▶ [Exercise task]:
Show each line of the data below that contains the string "footer", copying every such line in full.
★ ★ ★ ★
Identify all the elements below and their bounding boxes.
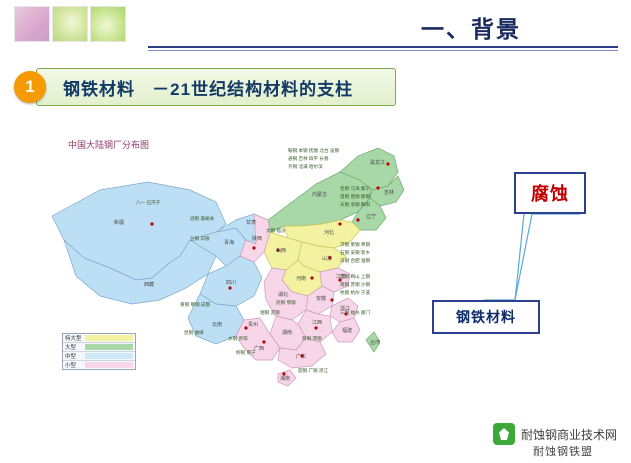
section-banner: 钢铁材料 －21世纪结构材料的支柱 1 (14, 68, 394, 106)
legend-label: 大型 (63, 343, 83, 351)
leaf-logo-icon (493, 423, 515, 445)
header-divider-secondary (148, 50, 618, 51)
banner-subtitle: －21世纪结构材料的支柱 (152, 80, 353, 99)
svg-text:陕西: 陕西 (252, 235, 262, 242)
svg-text:台湾: 台湾 (370, 339, 380, 346)
svg-text:兰钢 白银: 兰钢 白银 (190, 235, 210, 242)
svg-text:辽宁: 辽宁 (366, 213, 376, 220)
svg-text:西藏: 西藏 (144, 281, 154, 288)
legend-item: 特大型 (63, 334, 135, 343)
svg-text:广东: 广东 (296, 353, 306, 360)
china-steel-plant-map: 中国大陆钢厂分布图 (40, 128, 420, 408)
svg-text:山东: 山东 (322, 255, 332, 262)
banner-title: 钢铁材料 (63, 80, 135, 99)
svg-text:云南: 云南 (212, 321, 222, 328)
svg-text:包钢 乌海 集宁: 包钢 乌海 集宁 (340, 185, 371, 192)
footer-subtext: 耐蚀钢铁盟 (533, 443, 593, 459)
svg-text:湖南: 湖南 (282, 329, 292, 336)
legend-swatch (85, 353, 133, 359)
legend-label: 中型 (63, 352, 83, 360)
svg-text:天钢 承钢 舞阳: 天钢 承钢 舞阳 (340, 201, 371, 208)
svg-text:三钢 福州 厦门: 三钢 福州 厦门 (340, 309, 371, 316)
svg-text:吉林: 吉林 (384, 189, 394, 196)
svg-text:济钢 莱钢 青钢: 济钢 莱钢 青钢 (340, 241, 371, 248)
footer-watermark: 耐蚀钢商业技术网 (493, 423, 617, 445)
legend-swatch (85, 335, 133, 341)
header-divider (148, 46, 618, 48)
legend-swatch (85, 344, 133, 350)
legend-label: 特大型 (63, 334, 83, 342)
footer-brand: 耐蚀钢商业技术网 (521, 426, 617, 443)
svg-text:鞍钢 本钢 抚顺 北台 凌钢: 鞍钢 本钢 抚顺 北台 凌钢 (288, 147, 339, 154)
thumb-pink-flower-icon (14, 6, 50, 42)
map-legend: 特大型 大型 中型 小型 (62, 333, 136, 370)
svg-text:福建: 福建 (342, 327, 352, 334)
svg-text:内蒙古: 内蒙古 (312, 191, 327, 198)
svg-text:甘肃: 甘肃 (246, 219, 256, 226)
svg-text:山西: 山西 (276, 247, 286, 254)
legend-item: 小型 (63, 361, 135, 369)
thumb-green-leaf-1-icon (52, 6, 88, 42)
thumb-green-leaf-2-icon (90, 6, 126, 42)
svg-text:江西: 江西 (312, 319, 322, 326)
section-number-badge: 1 (14, 71, 46, 103)
svg-text:韶钢 广钢 湛江: 韶钢 广钢 湛江 (298, 367, 329, 374)
svg-text:杭钢 杭州 宁波: 杭钢 杭州 宁波 (340, 289, 371, 296)
svg-text:河南: 河南 (296, 275, 306, 282)
banner-box: 钢铁材料 －21世纪结构材料的支柱 (36, 68, 396, 106)
svg-text:石钢 安钢 新乡: 石钢 安钢 新乡 (340, 249, 371, 256)
header-thumbnails (14, 6, 126, 42)
svg-text:齐钢 北满 哈尔滨: 齐钢 北满 哈尔滨 (288, 163, 323, 170)
svg-text:新疆: 新疆 (114, 219, 124, 226)
svg-text:湘钢 涟钢: 湘钢 涟钢 (260, 309, 280, 316)
callout-corrosion: 腐蚀 (514, 172, 586, 214)
page-title: 一、背景 (421, 10, 521, 44)
svg-text:柳钢 南宁: 柳钢 南宁 (236, 349, 256, 356)
svg-text:宝钢 梅山 上钢: 宝钢 梅山 上钢 (340, 273, 371, 280)
legend-label: 小型 (63, 361, 83, 369)
legend-item: 大型 (63, 343, 135, 352)
svg-text:河北: 河北 (324, 229, 334, 236)
svg-text:太钢 临汾: 太钢 临汾 (266, 227, 286, 234)
legend-swatch (85, 362, 133, 368)
svg-text:贵州: 贵州 (248, 321, 258, 328)
svg-text:海南: 海南 (280, 375, 290, 382)
svg-text:黑龙江: 黑龙江 (370, 159, 385, 166)
banner-text: 钢铁材料 －21世纪结构材料的支柱 (63, 75, 353, 100)
svg-text:武钢 鄂钢: 武钢 鄂钢 (276, 299, 296, 306)
svg-text:酒钢 嘉峪关: 酒钢 嘉峪关 (190, 215, 215, 222)
svg-text:青海: 青海 (224, 239, 234, 246)
svg-text:四川: 四川 (226, 280, 236, 286)
svg-text:八一 石河子: 八一 石河子 (136, 199, 161, 206)
svg-text:南钢 苏钢 沙钢: 南钢 苏钢 沙钢 (340, 281, 371, 288)
svg-text:通钢 吉林 四平 长春: 通钢 吉林 四平 长春 (288, 155, 329, 162)
svg-text:水钢 贵阳: 水钢 贵阳 (228, 335, 248, 342)
legend-item: 中型 (63, 352, 135, 361)
svg-text:安徽: 安徽 (316, 295, 326, 302)
svg-text:重钢 攀钢 成都: 重钢 攀钢 成都 (180, 301, 211, 308)
svg-text:湖北: 湖北 (278, 291, 288, 298)
svg-text:新钢 萍钢: 新钢 萍钢 (302, 335, 322, 342)
svg-text:马钢 合肥 淮钢: 马钢 合肥 淮钢 (340, 257, 371, 264)
svg-text:昆钢 曲靖: 昆钢 曲靖 (184, 329, 204, 336)
svg-text:首钢 唐钢 邯钢: 首钢 唐钢 邯钢 (340, 193, 371, 200)
callout-steel-material: 钢铁材料 (432, 300, 540, 334)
★ ★ ★ ★
▶ [Written answer]:
footer-subtext: 耐蚀钢铁盟 (533, 443, 593, 459)
footer-watermark: 耐蚀钢商业技术网 (493, 423, 617, 445)
footer-brand: 耐蚀钢商业技术网 (521, 426, 617, 443)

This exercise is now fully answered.